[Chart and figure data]
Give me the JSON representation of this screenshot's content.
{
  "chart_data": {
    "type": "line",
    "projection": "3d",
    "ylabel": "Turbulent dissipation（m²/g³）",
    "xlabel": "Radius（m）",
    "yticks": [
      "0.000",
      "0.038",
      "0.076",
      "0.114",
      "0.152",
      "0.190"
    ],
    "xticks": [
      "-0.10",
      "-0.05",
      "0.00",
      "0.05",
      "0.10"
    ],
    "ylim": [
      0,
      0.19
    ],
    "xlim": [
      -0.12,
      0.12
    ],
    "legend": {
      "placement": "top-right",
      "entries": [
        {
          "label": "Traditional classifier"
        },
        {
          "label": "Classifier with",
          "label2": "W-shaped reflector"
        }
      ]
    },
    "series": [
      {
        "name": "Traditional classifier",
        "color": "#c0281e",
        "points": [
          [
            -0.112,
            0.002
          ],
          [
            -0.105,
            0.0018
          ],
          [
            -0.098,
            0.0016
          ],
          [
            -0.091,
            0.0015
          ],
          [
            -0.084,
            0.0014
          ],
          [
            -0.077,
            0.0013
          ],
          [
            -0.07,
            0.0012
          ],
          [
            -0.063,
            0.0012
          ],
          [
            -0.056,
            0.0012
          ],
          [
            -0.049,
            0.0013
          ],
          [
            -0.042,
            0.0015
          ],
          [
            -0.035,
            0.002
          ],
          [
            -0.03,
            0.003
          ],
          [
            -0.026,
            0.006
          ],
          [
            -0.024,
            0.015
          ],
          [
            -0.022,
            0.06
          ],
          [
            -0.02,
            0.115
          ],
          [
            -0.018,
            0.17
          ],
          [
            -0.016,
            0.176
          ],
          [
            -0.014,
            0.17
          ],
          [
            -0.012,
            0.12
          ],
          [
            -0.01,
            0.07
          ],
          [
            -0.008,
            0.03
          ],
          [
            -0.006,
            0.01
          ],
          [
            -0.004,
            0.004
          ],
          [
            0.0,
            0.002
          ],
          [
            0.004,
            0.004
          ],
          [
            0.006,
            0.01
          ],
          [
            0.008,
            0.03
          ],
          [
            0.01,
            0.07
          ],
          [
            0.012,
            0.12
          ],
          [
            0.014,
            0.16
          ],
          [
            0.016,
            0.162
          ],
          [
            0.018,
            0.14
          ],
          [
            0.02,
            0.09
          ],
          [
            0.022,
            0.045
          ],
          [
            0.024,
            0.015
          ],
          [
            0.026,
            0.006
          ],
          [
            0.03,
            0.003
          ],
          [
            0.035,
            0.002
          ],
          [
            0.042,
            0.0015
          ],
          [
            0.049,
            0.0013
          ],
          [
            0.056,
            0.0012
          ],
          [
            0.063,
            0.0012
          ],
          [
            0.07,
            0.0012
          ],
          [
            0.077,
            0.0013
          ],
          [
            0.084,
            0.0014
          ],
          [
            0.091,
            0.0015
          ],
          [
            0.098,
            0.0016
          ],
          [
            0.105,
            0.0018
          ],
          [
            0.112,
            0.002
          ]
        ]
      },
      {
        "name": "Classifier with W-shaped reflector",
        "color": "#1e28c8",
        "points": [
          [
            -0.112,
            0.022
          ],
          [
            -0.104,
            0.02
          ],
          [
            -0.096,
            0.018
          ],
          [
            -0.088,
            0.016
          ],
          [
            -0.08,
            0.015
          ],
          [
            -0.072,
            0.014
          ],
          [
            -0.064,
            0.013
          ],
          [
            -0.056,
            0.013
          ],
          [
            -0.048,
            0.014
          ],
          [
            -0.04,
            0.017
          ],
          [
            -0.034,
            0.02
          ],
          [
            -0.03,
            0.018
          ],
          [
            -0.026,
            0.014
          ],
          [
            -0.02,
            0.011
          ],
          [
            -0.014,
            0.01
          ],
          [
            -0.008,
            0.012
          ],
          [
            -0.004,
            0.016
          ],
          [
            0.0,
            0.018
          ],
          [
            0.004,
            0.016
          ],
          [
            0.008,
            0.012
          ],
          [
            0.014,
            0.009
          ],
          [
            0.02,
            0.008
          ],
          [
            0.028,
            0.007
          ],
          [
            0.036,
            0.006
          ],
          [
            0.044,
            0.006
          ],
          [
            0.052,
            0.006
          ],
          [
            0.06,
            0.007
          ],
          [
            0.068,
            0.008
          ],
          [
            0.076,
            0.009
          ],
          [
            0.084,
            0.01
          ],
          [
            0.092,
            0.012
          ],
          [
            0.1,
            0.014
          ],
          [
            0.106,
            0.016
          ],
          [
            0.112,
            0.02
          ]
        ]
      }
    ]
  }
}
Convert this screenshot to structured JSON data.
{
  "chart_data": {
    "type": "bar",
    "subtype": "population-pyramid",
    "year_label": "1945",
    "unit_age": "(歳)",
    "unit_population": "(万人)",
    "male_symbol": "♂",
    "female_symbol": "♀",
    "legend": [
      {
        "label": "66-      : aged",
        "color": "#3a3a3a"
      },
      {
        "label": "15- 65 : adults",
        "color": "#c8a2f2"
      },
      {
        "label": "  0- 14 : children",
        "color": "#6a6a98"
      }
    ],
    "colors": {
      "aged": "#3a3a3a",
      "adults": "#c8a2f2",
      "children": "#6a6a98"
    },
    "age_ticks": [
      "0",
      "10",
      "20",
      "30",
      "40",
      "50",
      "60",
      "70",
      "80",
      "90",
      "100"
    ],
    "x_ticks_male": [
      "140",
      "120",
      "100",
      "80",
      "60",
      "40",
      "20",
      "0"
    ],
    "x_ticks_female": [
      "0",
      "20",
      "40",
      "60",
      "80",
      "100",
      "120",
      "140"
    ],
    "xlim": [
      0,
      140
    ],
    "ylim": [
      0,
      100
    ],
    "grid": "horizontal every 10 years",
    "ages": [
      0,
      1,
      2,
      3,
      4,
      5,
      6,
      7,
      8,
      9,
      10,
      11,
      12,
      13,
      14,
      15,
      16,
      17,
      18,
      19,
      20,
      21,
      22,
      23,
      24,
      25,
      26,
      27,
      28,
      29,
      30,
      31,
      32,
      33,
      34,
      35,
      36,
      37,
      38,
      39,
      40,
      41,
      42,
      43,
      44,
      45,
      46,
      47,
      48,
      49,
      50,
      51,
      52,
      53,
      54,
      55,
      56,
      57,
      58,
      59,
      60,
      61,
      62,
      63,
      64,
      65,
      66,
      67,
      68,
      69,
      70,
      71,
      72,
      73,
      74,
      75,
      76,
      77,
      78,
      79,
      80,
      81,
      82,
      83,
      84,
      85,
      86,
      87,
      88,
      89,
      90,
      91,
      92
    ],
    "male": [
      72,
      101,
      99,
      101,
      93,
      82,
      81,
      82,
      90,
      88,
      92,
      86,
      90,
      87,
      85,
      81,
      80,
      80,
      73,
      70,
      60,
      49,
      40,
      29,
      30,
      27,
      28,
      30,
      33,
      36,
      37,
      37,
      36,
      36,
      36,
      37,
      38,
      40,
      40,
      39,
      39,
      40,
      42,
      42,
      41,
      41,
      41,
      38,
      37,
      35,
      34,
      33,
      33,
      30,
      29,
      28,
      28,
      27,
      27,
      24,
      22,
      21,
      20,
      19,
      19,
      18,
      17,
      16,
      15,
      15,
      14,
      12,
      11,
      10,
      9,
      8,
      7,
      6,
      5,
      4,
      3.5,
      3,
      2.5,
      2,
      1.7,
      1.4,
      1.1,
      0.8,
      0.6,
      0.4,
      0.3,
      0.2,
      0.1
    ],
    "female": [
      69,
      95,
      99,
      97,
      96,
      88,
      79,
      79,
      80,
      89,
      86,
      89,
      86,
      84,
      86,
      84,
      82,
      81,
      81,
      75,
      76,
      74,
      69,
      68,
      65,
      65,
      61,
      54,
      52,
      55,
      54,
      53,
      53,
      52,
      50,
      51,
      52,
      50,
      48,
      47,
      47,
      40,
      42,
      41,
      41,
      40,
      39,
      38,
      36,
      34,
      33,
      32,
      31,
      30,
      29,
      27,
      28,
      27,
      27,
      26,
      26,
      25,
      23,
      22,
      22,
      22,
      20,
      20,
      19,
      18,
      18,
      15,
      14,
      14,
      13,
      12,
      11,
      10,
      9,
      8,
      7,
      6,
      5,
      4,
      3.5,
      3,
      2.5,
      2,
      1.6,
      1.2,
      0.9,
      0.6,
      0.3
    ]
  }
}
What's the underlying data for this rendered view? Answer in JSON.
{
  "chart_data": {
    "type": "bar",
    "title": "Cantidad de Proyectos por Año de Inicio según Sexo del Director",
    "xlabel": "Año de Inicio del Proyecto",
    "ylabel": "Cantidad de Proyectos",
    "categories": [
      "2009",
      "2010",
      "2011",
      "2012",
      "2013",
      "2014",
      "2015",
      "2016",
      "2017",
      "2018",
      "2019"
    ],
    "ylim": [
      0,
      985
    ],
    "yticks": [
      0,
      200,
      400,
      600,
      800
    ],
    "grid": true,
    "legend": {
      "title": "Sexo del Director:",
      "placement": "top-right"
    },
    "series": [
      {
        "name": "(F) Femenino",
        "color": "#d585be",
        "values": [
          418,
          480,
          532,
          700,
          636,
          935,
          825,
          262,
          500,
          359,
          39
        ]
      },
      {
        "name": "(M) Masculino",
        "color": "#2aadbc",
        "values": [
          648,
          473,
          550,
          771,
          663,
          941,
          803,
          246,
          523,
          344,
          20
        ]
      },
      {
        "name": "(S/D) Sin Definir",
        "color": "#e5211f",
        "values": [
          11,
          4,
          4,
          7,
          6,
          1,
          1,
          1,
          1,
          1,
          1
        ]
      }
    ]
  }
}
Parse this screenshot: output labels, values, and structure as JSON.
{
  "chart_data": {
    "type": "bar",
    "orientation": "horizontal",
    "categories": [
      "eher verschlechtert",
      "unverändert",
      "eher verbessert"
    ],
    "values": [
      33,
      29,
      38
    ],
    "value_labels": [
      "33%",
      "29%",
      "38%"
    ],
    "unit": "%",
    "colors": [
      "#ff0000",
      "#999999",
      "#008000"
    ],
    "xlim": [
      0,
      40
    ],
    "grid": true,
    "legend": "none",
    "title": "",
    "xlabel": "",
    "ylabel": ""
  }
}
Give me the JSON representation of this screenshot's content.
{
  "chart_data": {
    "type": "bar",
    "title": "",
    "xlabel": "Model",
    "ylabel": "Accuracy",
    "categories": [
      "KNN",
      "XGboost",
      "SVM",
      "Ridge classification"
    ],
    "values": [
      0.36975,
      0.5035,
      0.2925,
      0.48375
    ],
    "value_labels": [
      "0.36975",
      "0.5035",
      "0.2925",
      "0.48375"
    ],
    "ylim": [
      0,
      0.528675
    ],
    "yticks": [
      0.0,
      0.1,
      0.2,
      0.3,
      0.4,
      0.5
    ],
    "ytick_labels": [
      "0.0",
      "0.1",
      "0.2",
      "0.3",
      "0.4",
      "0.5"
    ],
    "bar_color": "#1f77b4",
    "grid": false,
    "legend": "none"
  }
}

Stated problem: Show every line above in which the word "ylabel" occurs.

Exercise solution:
    "ylabel": "Turbulent dissipation（m²/g³）",
    "ylabel": "Cantidad de Proyectos",
    "ylabel": ""
    "ylabel": "Accuracy",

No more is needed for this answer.